What is asked =
Give the number of lines that include the word "ylabel", and nothing else.

☆ ☆ ☆ ☆ ☆ ☆ ☆

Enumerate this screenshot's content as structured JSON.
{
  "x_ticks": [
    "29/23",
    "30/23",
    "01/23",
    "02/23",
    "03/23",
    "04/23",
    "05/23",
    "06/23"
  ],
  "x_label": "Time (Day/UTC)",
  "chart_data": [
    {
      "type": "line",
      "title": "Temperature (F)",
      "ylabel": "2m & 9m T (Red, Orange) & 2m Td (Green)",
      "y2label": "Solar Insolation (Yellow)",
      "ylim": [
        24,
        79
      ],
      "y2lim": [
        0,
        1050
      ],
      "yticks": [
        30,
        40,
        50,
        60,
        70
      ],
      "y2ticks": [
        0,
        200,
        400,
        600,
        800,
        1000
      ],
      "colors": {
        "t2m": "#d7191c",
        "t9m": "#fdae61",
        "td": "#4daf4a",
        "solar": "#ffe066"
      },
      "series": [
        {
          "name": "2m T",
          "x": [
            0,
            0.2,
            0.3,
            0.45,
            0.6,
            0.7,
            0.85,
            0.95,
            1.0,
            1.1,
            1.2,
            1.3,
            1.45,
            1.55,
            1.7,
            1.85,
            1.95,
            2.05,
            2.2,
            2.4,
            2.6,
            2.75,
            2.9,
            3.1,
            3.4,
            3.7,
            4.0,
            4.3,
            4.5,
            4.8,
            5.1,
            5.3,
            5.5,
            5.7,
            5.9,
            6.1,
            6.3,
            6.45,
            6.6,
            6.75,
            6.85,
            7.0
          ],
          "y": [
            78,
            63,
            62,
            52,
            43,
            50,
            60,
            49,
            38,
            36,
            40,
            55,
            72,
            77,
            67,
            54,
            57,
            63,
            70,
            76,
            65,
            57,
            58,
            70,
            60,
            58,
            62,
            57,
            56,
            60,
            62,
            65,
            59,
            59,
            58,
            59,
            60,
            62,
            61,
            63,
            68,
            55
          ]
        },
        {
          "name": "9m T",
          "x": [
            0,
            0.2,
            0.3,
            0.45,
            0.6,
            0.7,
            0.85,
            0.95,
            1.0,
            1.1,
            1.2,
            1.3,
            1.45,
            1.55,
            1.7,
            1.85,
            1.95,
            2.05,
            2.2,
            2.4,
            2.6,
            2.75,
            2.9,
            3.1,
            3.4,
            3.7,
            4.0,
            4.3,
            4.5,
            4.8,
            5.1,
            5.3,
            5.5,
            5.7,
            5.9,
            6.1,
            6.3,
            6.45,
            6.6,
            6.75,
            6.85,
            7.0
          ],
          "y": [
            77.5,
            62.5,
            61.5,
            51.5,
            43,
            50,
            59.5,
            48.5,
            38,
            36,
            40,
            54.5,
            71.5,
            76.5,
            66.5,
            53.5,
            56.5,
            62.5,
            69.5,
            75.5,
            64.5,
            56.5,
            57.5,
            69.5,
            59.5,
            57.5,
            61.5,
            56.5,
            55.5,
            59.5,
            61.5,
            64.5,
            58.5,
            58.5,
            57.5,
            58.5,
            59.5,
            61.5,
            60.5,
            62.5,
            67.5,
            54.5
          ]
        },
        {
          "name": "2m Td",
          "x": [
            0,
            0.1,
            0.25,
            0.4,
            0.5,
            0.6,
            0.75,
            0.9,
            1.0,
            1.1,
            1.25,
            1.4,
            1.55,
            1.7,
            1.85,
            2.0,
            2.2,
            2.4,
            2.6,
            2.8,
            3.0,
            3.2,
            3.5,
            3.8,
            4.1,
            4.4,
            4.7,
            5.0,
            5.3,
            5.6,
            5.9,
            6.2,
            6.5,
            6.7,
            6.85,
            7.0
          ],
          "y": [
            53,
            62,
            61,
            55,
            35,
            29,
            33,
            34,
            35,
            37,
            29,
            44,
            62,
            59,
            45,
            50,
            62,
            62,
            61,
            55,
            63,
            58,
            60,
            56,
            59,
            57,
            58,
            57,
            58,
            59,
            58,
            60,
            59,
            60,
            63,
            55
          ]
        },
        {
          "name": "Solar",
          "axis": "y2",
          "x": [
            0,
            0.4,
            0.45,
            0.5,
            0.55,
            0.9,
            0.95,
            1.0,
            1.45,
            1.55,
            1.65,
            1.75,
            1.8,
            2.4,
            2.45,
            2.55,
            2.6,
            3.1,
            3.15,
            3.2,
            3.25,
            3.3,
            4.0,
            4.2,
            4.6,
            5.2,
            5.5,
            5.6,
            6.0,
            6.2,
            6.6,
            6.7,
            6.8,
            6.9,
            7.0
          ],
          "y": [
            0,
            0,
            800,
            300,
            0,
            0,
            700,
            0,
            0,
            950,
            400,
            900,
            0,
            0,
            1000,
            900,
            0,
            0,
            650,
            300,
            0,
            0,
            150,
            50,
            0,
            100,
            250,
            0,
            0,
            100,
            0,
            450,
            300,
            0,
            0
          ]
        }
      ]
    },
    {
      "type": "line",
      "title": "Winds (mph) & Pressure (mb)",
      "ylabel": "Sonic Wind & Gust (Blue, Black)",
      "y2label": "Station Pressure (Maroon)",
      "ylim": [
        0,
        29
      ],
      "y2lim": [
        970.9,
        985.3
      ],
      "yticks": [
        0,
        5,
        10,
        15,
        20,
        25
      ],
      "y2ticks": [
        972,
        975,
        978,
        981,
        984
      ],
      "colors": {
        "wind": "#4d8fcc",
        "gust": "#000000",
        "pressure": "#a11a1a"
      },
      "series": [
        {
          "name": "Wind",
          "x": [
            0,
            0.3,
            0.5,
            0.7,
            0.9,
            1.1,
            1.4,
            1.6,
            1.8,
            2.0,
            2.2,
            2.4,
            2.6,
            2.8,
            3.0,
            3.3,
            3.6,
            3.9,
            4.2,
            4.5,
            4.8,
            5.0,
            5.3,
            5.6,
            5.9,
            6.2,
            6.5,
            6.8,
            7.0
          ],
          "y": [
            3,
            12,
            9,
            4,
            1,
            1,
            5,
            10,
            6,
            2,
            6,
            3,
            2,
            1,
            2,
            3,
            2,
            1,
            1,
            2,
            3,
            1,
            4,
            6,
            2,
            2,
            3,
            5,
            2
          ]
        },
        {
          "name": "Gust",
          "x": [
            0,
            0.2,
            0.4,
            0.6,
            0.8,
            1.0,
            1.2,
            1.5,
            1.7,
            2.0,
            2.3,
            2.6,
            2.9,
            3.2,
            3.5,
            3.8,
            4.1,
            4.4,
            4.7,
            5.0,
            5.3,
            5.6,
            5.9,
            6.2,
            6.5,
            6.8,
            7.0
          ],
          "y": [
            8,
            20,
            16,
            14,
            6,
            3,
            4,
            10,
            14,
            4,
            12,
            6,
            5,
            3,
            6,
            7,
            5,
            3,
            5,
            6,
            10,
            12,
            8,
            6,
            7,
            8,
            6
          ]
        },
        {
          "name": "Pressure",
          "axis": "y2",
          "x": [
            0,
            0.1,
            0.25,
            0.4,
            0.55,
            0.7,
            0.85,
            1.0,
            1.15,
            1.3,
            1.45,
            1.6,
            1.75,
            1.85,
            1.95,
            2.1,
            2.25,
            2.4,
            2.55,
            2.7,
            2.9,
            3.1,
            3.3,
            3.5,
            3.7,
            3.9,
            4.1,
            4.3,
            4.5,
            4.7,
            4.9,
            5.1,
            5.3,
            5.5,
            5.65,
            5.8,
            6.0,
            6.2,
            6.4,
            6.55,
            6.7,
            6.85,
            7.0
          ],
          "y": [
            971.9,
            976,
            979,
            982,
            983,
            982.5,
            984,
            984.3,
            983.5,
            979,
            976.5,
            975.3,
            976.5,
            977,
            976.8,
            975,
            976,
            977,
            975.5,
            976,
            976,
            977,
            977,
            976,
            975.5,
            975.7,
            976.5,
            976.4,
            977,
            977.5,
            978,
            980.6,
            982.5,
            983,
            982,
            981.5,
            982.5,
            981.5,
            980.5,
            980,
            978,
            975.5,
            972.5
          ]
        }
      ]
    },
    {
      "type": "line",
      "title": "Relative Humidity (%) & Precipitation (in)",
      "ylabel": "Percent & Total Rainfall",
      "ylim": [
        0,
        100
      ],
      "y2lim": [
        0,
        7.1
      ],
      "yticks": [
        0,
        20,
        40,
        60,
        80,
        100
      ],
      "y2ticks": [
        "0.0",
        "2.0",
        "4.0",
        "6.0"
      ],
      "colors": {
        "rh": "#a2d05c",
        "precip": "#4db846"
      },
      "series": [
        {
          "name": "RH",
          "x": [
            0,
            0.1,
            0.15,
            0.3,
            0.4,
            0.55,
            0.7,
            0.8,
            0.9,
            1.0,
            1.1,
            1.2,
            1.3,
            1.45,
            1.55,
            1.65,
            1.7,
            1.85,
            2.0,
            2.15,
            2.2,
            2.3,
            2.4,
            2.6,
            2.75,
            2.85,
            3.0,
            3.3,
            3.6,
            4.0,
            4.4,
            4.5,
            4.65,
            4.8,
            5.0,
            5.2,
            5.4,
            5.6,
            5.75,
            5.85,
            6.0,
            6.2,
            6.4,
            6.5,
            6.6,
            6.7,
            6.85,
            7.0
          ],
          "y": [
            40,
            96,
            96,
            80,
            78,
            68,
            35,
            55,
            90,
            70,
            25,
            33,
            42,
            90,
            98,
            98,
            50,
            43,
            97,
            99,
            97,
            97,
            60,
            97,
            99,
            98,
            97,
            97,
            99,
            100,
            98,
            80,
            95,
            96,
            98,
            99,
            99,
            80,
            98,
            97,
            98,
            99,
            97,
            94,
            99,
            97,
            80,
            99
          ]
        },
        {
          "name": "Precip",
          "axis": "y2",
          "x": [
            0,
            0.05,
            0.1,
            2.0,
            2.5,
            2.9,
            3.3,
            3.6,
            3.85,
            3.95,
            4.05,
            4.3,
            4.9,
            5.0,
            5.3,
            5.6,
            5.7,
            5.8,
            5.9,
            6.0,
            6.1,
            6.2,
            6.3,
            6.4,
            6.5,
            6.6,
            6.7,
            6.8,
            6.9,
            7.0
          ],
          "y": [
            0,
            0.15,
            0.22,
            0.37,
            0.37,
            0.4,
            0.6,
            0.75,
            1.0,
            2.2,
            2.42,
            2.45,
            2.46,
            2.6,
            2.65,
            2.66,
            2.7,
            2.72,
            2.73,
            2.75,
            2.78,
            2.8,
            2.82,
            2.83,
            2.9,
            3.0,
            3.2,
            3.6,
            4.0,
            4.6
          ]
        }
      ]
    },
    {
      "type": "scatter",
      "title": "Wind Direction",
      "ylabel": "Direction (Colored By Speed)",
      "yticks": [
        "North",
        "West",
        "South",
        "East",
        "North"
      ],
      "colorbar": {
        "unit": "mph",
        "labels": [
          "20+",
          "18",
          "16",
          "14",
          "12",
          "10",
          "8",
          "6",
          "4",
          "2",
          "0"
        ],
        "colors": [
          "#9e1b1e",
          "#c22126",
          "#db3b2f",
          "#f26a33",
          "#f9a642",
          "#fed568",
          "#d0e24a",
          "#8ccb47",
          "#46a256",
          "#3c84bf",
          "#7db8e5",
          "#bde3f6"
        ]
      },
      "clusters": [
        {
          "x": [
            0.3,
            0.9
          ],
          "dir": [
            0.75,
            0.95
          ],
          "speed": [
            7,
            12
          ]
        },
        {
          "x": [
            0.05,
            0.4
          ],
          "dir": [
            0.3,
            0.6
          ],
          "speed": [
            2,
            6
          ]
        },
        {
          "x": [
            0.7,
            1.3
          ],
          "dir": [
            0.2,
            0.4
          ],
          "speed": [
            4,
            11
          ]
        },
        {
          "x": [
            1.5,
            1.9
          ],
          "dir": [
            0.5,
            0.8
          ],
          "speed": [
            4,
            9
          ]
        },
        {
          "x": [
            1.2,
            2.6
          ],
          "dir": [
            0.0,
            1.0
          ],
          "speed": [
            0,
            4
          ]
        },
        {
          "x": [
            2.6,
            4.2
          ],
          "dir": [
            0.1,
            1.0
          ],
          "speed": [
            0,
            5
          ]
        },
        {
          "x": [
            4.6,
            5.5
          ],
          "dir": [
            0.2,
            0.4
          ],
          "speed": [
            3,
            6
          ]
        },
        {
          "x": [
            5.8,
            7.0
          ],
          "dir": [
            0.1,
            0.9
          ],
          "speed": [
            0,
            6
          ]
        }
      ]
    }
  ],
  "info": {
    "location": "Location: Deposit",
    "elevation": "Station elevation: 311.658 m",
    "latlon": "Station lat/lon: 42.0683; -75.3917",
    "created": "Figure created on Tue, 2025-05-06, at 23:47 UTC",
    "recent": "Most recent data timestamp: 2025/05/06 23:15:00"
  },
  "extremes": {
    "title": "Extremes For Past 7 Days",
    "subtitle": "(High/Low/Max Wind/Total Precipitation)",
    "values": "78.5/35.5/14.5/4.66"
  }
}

☆ ☆ ☆ ☆ ☆ ☆ ☆

Complete answer =
4